Aim
Every line that contains the word "only" should be copied.

Working data
───

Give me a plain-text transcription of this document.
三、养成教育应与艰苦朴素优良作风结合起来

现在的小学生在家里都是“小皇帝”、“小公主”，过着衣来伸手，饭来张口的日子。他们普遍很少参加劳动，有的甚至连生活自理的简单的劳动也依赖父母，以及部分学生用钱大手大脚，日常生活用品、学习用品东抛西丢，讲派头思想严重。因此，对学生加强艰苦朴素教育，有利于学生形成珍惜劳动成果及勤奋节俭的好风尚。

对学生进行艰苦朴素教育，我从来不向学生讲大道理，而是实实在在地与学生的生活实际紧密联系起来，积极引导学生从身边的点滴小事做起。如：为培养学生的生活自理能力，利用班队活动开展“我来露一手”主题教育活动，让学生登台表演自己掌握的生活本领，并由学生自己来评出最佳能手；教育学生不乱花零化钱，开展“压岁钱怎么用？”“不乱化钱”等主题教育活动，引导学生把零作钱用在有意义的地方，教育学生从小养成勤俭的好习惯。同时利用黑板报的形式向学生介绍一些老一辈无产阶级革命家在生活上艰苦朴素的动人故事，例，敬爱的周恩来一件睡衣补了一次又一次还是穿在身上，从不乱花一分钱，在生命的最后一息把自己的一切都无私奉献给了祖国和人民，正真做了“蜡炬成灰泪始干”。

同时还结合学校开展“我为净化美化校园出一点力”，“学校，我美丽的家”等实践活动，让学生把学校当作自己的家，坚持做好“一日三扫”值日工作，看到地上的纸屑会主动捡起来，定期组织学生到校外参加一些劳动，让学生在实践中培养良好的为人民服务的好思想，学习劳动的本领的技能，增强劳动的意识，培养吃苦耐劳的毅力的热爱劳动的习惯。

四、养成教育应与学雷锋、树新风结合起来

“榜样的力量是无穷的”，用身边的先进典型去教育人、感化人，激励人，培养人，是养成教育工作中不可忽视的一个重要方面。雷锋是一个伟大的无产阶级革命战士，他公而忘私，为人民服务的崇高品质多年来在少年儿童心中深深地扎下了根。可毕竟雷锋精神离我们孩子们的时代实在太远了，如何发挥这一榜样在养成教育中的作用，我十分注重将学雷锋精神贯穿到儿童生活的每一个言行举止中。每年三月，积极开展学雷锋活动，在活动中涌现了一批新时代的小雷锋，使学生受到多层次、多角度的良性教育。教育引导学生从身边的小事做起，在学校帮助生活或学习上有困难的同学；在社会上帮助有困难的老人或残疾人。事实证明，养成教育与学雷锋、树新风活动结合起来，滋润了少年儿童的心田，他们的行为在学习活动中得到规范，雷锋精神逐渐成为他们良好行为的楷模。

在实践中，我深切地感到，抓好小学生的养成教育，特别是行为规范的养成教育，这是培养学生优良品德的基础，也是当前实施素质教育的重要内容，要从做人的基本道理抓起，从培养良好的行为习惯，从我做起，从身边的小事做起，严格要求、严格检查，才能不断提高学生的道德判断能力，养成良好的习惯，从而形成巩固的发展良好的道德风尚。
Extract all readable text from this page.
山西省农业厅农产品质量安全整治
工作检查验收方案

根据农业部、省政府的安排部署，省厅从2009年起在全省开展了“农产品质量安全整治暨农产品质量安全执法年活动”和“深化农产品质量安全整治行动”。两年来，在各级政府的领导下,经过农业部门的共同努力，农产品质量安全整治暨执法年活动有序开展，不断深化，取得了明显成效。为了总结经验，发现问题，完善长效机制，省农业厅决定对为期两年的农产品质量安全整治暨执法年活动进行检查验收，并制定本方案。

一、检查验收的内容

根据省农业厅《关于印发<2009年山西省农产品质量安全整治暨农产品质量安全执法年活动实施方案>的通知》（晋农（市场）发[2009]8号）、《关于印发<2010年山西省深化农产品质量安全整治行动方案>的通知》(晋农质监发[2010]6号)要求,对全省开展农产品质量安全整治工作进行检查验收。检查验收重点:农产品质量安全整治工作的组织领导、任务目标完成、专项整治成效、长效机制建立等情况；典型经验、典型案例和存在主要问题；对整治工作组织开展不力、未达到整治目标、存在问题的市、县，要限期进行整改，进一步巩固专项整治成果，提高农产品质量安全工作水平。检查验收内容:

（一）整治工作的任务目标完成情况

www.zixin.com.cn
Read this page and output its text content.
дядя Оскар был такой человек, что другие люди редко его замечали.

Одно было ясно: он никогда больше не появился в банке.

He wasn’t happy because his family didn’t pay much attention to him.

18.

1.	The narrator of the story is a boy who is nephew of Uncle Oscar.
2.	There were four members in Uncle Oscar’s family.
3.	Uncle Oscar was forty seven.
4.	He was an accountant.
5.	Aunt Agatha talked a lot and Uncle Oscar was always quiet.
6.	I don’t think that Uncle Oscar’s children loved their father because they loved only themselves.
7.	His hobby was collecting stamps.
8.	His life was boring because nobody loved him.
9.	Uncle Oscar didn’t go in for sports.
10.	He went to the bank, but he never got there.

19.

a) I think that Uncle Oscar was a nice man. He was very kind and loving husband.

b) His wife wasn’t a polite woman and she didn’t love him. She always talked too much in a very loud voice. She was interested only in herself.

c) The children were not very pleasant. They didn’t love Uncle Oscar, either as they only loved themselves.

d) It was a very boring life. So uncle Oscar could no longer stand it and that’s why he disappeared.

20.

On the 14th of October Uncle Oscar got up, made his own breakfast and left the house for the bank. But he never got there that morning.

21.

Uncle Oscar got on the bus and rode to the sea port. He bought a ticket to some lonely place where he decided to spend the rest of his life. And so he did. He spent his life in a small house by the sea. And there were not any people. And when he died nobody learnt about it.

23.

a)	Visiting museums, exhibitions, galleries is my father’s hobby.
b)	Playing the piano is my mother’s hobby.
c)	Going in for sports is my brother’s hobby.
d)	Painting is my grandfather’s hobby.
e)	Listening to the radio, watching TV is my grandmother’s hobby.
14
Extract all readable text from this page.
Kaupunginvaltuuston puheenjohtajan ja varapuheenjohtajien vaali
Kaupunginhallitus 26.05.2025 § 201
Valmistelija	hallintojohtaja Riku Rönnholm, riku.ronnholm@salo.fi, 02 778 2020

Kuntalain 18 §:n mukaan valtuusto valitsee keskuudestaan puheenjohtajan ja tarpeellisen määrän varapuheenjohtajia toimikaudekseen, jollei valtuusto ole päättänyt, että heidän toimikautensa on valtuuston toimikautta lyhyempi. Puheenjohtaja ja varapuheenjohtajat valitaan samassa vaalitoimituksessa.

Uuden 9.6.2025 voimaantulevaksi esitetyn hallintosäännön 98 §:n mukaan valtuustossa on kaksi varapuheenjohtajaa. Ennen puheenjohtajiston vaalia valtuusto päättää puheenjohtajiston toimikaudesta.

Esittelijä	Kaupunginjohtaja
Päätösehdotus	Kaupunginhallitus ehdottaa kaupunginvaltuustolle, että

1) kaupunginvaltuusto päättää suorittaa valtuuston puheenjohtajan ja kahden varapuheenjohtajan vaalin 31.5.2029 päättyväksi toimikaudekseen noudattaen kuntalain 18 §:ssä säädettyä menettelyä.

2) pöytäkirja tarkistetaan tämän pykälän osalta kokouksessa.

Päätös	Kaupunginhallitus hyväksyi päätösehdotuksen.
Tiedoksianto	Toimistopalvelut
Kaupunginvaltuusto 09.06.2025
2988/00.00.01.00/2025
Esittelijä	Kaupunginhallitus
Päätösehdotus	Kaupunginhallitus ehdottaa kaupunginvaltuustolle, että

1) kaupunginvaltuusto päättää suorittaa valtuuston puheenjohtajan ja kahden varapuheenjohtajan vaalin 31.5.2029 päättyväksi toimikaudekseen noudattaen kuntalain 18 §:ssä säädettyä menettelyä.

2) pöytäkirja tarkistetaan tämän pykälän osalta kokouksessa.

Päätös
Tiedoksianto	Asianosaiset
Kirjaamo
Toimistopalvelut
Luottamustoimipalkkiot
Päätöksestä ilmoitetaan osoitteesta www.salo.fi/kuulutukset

───

Response to the task
6.	I don’t think that Uncle Oscar’s children loved their father because they loved only themselves.
b) His wife wasn’t a polite woman and she didn’t love him. She always talked too much in a very loud voice. She was interested only in herself.
c) The children were not very pleasant. They didn’t love Uncle Oscar, either as they only loved themselves.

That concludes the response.